■ Description of the task
The entries below should be given again exactly, minus their pictures.

■ Entries

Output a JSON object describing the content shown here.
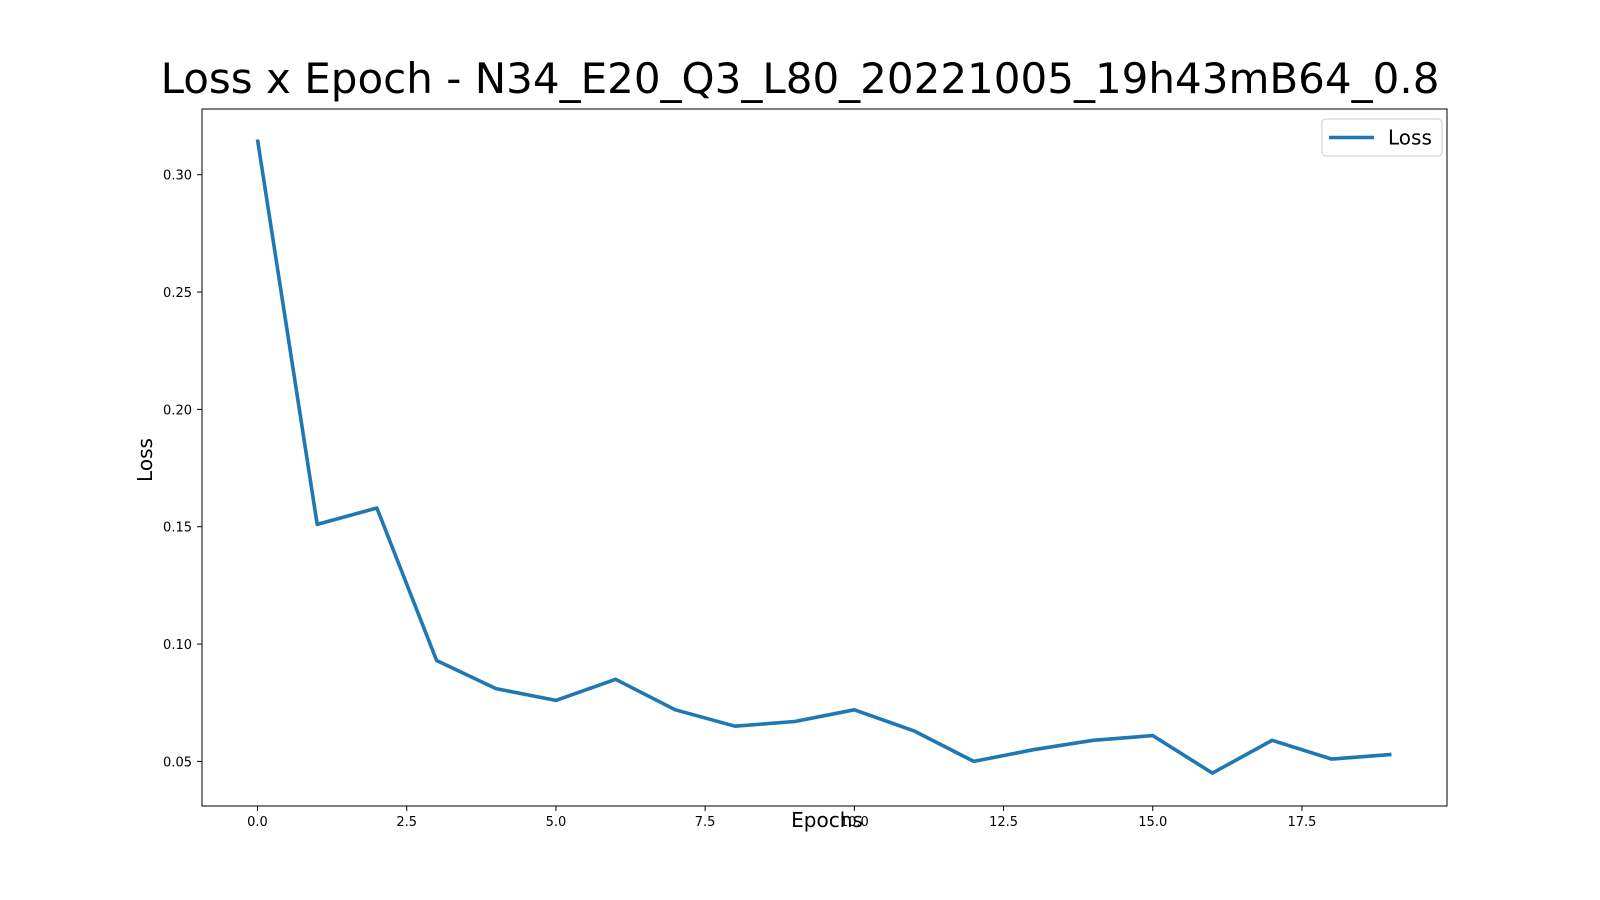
{
  "chart_data": {
    "type": "line",
    "title": "Loss x Epoch - N34_E20_Q3_L80_20221005_19h43mB64_0.8",
    "xlabel": "Epochs",
    "ylabel": "Loss",
    "xlim": [
      -0.93,
      19.93
    ],
    "ylim": [
      0.031,
      0.328
    ],
    "x_ticks": [
      0.0,
      2.5,
      5.0,
      7.5,
      10.0,
      12.5,
      15.0,
      17.5
    ],
    "x_tick_labels": [
      "0.0",
      "2.5",
      "5.0",
      "7.5",
      "10.0",
      "12.5",
      "15.0",
      "17.5"
    ],
    "y_ticks": [
      0.05,
      0.1,
      0.15,
      0.2,
      0.25,
      0.3
    ],
    "y_tick_labels": [
      "0.05",
      "0.10",
      "0.15",
      "0.20",
      "0.25",
      "0.30"
    ],
    "grid": false,
    "legend_position": "top-right",
    "series": [
      {
        "name": "Loss",
        "color": "#1f77b4",
        "x": [
          0,
          1,
          2,
          3,
          4,
          5,
          6,
          7,
          8,
          9,
          10,
          11,
          12,
          13,
          14,
          15,
          16,
          17,
          18,
          19
        ],
        "y": [
          0.315,
          0.151,
          0.158,
          0.093,
          0.081,
          0.076,
          0.085,
          0.072,
          0.065,
          0.067,
          0.072,
          0.063,
          0.05,
          0.055,
          0.059,
          0.061,
          0.045,
          0.059,
          0.051,
          0.053
        ]
      }
    ]
  }
}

■ Answer to this task
Output a JSON object describing the content shown here.
{
  "chart_data": {
    "type": "line",
    "title": "Loss x Epoch - N34_E20_Q3_L80_20221005_19h43mB64_0.8",
    "xlabel": "Epochs",
    "ylabel": "Loss",
    "xlim": [
      -0.93,
      19.93
    ],
    "ylim": [
      0.031,
      0.328
    ],
    "x_ticks": [
      0.0,
      2.5,
      5.0,
      7.5,
      10.0,
      12.5,
      15.0,
      17.5
    ],
    "x_tick_labels": [
      "0.0",
      "2.5",
      "5.0",
      "7.5",
      "10.0",
      "12.5",
      "15.0",
      "17.5"
    ],
    "y_ticks": [
      0.05,
      0.1,
      0.15,
      0.2,
      0.25,
      0.3
    ],
    "y_tick_labels": [
      "0.05",
      "0.10",
      "0.15",
      "0.20",
      "0.25",
      "0.30"
    ],
    "grid": false,
    "legend_position": "top-right",
    "series": [
      {
        "name": "Loss",
        "color": "#1f77b4",
        "x": [
          0,
          1,
          2,
          3,
          4,
          5,
          6,
          7,
          8,
          9,
          10,
          11,
          12,
          13,
          14,
          15,
          16,
          17,
          18,
          19
        ],
        "y": [
          0.315,
          0.151,
          0.158,
          0.093,
          0.081,
          0.076,
          0.085,
          0.072,
          0.065,
          0.067,
          0.072,
          0.063,
          0.05,
          0.055,
          0.059,
          0.061,
          0.045,
          0.059,
          0.051,
          0.053
        ]
      }
    ]
  }
}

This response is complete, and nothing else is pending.